READING PASSAGE >>
▶
So, how do you decide when to use rapid testing versus A/B testing? The decision starts with two critical questions: Is this strategically important? And what’s the potential risk? With those two questions in mind, you can map your ideas on a simple 2×2.

A framework to use for decision making and deciding why to rapid test.

High Strategic Importance + Low Risk = Just Ship It. If you can’t explain meaningful downsides to a change but know it’s strategically important, you probably don’t need to test it at all. These are your quick wins.

Low Strategic Importance = Deprioritize. Not everything needs to be tested. Some changes simply aren’t worth the time and resources, regardless of the method you use.

High Strategic Importance + High Risk = Test Territory. This is where both A/B testing and rapid testing live. The next decision point becomes: Can you reach statistical significance within an acceptable timeframe? Are you technically capable of running the experiment?

If the test isn’t technically feasible or traffic constraints make the time-to-significance longer than is acceptable, rapid testing becomes your best option for de-risking the decision.

A decision tree to determine whether to test something and why to rapid test or use another approach.

Rapid testing in practice

Rapid testing encompasses various methodologies, each suited to different types of questions. Here are just a few examples:

First-Click Testing helps confirm where users would naturally click to complete a task. Perfect for interface design decisions and navigation optimization.

Preference Testing goes beyond simple A/B comparisons to evaluate multiple options, often six to eight variations, helping teams understand which labels, designs, or approaches resonate most with their target audience.
◀
DATA SECTION >>
▶
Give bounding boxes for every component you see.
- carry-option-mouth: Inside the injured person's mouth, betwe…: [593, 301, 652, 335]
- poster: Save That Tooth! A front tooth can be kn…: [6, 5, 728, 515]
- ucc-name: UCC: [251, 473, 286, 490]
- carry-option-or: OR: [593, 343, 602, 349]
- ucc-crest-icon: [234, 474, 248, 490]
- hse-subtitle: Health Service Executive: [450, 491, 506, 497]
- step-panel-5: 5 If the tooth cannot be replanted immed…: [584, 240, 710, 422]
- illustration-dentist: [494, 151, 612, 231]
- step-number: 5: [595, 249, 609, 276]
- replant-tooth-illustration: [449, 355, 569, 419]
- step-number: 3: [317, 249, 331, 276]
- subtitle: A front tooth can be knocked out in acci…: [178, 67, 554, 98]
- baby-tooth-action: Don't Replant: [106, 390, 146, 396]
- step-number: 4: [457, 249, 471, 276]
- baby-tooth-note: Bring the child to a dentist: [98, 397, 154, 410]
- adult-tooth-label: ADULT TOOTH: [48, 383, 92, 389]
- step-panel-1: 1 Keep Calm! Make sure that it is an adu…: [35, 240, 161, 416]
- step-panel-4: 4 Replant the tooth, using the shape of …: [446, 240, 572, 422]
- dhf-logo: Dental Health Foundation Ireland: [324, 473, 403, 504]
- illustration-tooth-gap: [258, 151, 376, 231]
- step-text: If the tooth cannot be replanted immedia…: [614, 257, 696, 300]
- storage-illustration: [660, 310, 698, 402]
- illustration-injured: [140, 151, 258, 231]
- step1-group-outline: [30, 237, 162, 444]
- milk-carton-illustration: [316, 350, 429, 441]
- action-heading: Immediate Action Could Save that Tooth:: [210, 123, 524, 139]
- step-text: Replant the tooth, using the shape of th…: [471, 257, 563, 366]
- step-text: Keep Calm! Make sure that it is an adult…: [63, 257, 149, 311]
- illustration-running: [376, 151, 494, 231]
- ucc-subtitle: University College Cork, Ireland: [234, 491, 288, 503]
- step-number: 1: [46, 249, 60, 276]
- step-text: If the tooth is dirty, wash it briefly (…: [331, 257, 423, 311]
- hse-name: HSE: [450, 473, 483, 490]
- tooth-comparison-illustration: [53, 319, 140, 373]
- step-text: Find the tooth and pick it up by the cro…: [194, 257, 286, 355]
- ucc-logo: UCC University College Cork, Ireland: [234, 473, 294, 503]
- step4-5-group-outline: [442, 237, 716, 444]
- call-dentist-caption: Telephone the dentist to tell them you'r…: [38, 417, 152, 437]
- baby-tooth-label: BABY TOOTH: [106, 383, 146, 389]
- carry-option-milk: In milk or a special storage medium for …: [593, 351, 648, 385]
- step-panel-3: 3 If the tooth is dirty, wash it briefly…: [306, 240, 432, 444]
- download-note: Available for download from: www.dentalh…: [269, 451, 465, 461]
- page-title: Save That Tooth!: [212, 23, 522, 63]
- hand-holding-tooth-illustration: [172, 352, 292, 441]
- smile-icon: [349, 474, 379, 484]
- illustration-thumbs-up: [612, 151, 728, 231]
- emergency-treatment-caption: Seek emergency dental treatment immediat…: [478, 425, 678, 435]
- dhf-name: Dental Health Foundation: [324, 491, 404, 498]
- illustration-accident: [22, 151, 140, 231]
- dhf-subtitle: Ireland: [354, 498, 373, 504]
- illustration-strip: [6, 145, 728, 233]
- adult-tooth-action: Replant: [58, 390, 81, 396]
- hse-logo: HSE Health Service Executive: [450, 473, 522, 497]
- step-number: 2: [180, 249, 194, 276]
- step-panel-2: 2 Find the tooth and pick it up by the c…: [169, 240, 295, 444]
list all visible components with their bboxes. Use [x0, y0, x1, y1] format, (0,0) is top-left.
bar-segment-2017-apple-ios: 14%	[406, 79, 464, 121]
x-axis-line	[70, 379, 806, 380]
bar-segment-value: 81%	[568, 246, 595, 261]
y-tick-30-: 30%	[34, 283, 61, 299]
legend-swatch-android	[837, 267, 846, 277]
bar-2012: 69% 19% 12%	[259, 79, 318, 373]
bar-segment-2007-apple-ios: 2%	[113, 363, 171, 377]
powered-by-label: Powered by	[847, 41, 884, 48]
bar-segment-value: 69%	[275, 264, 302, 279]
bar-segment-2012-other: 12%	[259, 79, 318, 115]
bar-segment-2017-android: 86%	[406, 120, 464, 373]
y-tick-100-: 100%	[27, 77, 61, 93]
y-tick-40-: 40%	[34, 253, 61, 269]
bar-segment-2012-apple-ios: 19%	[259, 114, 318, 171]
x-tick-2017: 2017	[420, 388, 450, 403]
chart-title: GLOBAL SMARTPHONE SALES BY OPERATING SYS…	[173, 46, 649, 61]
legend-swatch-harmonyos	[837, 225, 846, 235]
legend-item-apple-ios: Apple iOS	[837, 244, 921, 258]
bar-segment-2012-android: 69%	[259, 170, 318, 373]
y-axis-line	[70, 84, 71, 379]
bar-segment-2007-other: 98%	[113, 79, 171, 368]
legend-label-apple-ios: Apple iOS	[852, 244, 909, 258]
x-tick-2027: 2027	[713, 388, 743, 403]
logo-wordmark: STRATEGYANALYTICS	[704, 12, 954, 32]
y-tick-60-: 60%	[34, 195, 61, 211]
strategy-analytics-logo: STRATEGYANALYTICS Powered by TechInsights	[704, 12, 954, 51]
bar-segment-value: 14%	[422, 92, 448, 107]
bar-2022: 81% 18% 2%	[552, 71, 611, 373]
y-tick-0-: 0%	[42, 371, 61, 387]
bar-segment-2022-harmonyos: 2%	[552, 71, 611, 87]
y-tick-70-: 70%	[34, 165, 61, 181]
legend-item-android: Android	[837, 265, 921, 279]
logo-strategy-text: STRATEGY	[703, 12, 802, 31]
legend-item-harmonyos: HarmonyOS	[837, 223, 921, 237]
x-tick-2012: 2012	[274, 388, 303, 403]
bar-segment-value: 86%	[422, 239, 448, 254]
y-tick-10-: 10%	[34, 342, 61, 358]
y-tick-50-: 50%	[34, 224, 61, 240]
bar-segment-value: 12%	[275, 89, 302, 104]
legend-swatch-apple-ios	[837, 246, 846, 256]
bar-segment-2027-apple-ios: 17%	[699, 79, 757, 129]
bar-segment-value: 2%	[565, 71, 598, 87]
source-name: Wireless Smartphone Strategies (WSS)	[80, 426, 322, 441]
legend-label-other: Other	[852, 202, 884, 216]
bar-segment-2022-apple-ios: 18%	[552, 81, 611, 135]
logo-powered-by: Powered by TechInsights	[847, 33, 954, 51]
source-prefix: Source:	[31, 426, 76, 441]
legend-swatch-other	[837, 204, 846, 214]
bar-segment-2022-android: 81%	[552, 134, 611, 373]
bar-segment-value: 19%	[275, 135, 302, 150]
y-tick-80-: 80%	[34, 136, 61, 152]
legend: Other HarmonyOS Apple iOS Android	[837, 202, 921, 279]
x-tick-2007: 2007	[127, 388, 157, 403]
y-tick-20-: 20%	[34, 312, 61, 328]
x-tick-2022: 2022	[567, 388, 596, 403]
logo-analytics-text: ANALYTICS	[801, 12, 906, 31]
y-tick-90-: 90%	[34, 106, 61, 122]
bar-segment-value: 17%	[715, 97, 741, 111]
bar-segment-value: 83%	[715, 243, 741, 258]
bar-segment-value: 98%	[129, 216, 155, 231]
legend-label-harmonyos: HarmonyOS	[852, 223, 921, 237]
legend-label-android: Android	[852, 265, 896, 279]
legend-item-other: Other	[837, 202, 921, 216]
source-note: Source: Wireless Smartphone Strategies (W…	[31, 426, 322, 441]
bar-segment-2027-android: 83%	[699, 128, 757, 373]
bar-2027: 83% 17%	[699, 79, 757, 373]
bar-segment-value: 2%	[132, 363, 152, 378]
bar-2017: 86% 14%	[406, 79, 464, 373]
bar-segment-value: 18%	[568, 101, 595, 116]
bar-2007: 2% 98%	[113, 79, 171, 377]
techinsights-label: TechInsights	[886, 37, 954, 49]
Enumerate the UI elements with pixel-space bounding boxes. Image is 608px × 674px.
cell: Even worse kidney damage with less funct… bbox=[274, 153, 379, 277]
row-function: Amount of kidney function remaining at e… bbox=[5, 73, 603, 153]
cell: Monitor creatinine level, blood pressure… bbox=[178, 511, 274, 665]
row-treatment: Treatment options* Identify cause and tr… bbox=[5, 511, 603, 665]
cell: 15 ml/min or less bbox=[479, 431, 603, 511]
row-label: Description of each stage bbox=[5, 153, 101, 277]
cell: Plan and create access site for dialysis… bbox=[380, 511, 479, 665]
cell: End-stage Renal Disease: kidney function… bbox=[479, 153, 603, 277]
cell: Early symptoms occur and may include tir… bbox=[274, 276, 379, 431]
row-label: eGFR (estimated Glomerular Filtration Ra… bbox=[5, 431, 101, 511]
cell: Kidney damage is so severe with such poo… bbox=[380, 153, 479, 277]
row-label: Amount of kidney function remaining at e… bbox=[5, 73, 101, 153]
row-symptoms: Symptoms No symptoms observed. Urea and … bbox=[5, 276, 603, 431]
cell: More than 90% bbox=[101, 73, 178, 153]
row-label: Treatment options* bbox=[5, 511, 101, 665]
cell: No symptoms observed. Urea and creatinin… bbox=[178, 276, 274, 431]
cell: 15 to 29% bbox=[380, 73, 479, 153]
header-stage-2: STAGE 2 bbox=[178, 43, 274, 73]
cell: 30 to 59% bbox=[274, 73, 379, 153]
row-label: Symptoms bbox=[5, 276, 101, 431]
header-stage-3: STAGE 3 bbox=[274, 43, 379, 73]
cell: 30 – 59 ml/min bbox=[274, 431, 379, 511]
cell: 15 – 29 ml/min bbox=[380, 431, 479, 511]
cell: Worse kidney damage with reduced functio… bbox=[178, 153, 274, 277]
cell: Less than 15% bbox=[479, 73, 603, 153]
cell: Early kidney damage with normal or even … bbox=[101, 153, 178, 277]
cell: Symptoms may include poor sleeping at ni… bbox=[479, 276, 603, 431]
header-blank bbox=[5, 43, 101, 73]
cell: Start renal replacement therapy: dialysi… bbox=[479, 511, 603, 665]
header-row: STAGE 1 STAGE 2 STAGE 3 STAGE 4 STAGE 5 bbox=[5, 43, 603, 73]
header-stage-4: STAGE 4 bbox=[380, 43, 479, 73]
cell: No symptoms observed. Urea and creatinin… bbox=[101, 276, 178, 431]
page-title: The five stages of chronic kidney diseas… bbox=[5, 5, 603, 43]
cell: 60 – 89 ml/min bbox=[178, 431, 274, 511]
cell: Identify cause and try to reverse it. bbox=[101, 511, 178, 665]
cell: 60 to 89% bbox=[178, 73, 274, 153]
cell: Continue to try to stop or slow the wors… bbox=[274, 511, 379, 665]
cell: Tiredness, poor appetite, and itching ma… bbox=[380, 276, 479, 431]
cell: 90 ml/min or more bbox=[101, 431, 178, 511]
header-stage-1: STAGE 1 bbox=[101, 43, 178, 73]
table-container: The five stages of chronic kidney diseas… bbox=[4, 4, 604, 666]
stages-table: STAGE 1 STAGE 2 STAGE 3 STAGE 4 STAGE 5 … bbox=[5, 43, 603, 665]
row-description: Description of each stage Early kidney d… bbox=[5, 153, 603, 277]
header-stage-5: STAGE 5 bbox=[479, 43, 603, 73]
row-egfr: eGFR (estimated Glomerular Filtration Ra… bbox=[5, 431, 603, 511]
◀
ACTIVITY >>
In the passage on rapid testing, how many variations does Preference Testing often evaluate?

ANSWER SPACE >>
Six to eight variations.